==== ESTRATTO DEL DOCUMENTO ====
Come era lecito aspettarsi, ad un’opera così lunga ed ambiziosa si accompagna un concept, peraltro non dei più innovativi, con cui gli Overnight Sensation, nei due “atti” in cui si riparte “Climb To Nothing’s Road”, vanno a mettere in scena, secondo le loro stesse parole, prima una “totale calata verso ogni forma di negatività che la vita e il mondo moderno possono presentare” seguita da una successiva “rinascita, dalla creazione di un proprio mondo all’interno di questo mondo, al riparo da tutto ciò che può portare alla non vita”. Dopo la doverosa introduzione nell’universo dei metaller mantovani il vero nodo è capire se ad una tale ed ambiziosa dichiarazione d’intenti segua una reale messa in pratica (anzi, “in musica”), di qualità ed inventiva sufficienti da poterne reggere il peso. La risposta, per quanto ci riguarda, è al momento negativa e le motivazioni sono molteplici.  

La perizia strumentale degli Overnight Sensation non è in discussione e svariati momenti felici disseminati in maniera piuttosto omogenea in tutte le canzoni sono lì a dimostrarlo; l’unico fattore che da questo punto di vista risulta in effetti un po’ sottotono è proprio la voce di Matteo, poco duttile e sinceramente priva sia della potenza sia delle sfumature necessarie per dare un plus alle varie composizioni. Ma a parte questo, il vero problema risiede nella sensazione continua di trovarci di fronte ad un enorme e lunghissimo patchwork di svariati stili, anche molto lontani tra loro, che non riescono, tuttavia, a trovare, lungo tutto l’album, una reale sintesi.
====
CONSEGNA A:
Trascrivi parola per parola il passo del testo sugli Overnight Sensation che va da "La perizia strumentale" fino a "una reale sintesi.".
I record non hanno alcun legame con il testo sugli Overnight Sensation.
==== DATI ESTRATTI ====
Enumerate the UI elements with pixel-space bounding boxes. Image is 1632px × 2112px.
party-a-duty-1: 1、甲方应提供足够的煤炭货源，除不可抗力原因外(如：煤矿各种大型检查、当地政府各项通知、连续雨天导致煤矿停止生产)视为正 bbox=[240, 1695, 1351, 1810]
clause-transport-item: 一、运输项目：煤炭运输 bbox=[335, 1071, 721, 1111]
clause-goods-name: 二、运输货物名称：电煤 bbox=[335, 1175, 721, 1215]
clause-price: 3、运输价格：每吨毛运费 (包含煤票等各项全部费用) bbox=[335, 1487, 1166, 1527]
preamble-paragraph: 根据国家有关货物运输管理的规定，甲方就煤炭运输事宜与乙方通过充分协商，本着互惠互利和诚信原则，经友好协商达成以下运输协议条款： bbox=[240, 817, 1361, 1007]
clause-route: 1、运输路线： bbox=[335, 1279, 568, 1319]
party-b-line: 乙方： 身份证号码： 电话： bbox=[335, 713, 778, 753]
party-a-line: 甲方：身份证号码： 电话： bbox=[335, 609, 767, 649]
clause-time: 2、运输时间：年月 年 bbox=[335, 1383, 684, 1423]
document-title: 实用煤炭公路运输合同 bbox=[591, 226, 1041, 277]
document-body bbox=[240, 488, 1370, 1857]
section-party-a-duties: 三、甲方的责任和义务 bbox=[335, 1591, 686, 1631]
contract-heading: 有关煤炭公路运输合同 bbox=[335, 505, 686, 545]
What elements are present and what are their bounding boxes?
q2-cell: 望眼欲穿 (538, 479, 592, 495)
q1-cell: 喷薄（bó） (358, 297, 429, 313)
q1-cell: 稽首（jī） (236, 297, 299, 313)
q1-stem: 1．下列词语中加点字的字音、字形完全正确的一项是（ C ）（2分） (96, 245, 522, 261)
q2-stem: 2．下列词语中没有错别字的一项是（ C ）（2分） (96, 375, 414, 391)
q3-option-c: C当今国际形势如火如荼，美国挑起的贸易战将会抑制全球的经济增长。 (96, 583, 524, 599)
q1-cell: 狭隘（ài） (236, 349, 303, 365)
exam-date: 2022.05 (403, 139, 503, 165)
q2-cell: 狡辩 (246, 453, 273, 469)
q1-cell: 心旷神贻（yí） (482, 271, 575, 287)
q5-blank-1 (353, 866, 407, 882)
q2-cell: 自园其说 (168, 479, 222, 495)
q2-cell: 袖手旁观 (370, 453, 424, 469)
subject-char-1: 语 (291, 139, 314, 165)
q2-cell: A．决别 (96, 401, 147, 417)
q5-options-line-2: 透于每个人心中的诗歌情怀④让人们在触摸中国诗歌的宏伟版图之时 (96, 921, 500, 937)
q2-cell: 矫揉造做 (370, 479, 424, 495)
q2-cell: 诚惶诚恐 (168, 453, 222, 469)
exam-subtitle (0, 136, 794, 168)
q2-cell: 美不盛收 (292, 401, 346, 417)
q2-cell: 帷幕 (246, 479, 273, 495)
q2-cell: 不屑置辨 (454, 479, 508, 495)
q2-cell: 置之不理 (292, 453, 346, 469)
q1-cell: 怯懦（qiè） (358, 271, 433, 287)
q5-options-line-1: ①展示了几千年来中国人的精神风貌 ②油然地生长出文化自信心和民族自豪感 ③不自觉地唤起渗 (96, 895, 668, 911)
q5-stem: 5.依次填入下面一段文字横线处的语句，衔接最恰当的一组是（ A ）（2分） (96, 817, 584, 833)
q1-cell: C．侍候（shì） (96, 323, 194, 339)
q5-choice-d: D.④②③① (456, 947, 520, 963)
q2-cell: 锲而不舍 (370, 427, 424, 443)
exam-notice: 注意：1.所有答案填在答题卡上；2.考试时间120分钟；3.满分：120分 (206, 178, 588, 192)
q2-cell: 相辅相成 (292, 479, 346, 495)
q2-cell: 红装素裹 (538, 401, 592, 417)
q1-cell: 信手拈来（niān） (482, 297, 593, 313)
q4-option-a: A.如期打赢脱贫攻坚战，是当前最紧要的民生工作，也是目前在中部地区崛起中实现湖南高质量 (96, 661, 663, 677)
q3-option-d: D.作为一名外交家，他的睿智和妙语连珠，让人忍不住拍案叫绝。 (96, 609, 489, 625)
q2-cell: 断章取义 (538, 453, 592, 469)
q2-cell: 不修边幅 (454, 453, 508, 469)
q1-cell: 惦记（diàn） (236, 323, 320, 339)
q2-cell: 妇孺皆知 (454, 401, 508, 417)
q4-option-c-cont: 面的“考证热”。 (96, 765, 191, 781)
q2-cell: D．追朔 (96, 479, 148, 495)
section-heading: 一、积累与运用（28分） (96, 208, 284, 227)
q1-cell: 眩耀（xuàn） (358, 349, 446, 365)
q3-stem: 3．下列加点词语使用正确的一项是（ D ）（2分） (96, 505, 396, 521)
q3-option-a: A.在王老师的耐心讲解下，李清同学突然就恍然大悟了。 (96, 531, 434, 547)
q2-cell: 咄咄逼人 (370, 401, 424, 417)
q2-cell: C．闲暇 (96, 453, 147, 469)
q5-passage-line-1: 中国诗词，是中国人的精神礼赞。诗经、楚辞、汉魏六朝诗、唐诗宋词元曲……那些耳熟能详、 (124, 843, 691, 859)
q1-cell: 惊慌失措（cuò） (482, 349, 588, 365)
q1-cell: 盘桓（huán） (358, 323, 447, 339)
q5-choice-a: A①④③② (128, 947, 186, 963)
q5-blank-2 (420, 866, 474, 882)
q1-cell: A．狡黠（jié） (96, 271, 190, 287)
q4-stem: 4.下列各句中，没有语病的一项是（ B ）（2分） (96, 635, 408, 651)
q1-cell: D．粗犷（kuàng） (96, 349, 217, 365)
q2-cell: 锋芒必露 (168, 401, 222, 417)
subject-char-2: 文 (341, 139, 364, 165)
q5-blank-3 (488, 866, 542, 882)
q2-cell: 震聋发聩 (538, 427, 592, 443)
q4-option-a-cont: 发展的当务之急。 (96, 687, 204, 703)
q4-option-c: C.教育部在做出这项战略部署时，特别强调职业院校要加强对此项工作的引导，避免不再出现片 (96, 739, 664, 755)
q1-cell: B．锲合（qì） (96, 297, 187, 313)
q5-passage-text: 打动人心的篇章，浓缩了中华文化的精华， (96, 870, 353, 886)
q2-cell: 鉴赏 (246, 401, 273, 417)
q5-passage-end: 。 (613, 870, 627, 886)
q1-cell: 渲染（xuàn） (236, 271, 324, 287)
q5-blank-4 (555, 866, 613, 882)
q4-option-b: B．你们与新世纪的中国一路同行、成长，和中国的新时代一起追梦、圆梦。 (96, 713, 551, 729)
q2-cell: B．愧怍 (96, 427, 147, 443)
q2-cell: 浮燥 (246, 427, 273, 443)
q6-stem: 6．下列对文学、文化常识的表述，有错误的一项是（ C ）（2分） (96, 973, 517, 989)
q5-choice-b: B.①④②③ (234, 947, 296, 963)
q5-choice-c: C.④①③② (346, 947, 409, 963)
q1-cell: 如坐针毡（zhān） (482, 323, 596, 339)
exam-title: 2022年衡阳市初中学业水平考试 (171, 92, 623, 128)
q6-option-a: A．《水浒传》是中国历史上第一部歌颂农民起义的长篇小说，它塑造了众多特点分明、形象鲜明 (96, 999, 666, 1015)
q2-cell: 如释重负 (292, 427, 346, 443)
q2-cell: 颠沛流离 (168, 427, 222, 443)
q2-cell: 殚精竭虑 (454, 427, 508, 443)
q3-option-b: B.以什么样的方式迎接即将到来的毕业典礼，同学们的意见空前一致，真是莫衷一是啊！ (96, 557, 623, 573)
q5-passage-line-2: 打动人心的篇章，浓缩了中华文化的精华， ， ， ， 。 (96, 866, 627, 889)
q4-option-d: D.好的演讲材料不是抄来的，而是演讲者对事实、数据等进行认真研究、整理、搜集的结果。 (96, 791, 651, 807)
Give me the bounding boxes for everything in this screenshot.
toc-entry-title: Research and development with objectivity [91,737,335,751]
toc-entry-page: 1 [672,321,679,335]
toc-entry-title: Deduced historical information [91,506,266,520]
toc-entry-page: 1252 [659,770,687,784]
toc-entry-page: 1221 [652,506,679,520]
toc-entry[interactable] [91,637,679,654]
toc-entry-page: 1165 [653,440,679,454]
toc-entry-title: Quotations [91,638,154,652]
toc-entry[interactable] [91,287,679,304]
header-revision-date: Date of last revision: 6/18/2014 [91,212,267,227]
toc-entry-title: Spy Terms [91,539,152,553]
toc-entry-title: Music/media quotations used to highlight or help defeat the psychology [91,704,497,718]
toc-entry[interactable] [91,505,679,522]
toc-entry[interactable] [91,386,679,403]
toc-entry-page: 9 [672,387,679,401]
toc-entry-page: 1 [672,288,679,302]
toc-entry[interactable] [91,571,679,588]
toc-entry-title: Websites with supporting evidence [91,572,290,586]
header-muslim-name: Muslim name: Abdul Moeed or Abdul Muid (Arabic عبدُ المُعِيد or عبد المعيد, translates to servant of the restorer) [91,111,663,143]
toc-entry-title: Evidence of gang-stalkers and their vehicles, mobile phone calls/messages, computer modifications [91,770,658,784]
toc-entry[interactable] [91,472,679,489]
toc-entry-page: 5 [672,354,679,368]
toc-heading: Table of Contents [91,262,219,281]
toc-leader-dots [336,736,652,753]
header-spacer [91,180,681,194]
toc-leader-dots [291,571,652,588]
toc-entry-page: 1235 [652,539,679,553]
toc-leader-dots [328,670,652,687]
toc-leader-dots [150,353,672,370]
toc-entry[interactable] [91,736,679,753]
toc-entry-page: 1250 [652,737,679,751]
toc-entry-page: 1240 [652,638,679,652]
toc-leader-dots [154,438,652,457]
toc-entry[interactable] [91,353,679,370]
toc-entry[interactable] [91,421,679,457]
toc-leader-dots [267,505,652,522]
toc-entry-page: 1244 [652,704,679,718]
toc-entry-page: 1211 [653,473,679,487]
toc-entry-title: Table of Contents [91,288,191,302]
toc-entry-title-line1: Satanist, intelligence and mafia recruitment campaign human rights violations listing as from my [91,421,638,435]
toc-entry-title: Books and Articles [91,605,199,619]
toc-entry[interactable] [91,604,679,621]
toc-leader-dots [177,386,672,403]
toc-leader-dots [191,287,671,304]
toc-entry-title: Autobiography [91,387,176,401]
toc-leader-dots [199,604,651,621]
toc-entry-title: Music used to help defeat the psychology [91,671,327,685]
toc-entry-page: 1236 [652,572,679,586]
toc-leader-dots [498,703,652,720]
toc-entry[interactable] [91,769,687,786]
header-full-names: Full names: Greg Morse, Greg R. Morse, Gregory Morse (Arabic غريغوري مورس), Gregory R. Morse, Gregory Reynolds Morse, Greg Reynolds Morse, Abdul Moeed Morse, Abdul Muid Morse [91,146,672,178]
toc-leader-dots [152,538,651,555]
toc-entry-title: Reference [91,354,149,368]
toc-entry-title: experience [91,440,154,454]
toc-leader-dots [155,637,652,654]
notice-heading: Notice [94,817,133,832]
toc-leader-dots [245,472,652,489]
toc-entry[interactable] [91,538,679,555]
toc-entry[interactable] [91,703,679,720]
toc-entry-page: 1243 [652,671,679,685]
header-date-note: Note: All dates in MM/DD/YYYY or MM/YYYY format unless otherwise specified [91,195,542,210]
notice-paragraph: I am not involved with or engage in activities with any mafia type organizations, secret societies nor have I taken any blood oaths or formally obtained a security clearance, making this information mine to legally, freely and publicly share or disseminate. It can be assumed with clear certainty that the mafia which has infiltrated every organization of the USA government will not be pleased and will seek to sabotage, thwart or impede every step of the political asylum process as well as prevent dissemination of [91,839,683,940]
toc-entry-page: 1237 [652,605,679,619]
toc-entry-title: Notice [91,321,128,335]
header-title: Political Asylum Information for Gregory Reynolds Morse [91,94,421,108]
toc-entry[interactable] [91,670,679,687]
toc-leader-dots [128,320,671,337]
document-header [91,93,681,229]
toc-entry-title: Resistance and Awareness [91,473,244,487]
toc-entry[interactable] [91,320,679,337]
====
CONSEGNA B:
Nei record, riscrivi il tratto che va dall'inizio fino alla riga che contiene "clause-goods-name: 二、运输货物名称：电煤 bbox=[335, 1175, 721, 1215]", inclusa, sostituendo "运输货物名称" con "承运货物名称" e lasciando invariato tutto il resto. Restituisci soltanto queste righe.

RISPOSTA A:
La perizia strumentale degli Overnight Sensation non è in discussione e svariati momenti felici disseminati in maniera piuttosto omogenea in tutte le canzoni sono lì a dimostrarlo; l’unico fattore che da questo punto di vista risulta in effetti un po’ sottotono è proprio la voce di Matteo, poco duttile e sinceramente priva sia della potenza sia delle sfumature necessarie per dare un plus alle varie composizioni. Ma a parte questo, il vero problema risiede nella sensazione continua di trovarci di fronte ad un enorme e lunghissimo patchwork di svariati stili, anche molto lontani tra loro, che non riescono, tuttavia, a trovare, lungo tutto l’album, una reale sintesi.

RISPOSTA B:
Enumerate the UI elements with pixel-space bounding boxes. Image is 1632px × 2112px.
party-a-duty-1: 1、甲方应提供足够的煤炭货源，除不可抗力原因外(如：煤矿各种大型检查、当地政府各项通知、连续雨天导致煤矿停止生产)视为正 bbox=[240, 1695, 1351, 1810]
clause-transport-item: 一、运输项目：煤炭运输 bbox=[335, 1071, 721, 1111]
clause-goods-name: 二、承运货物名称：电煤 bbox=[335, 1175, 721, 1215]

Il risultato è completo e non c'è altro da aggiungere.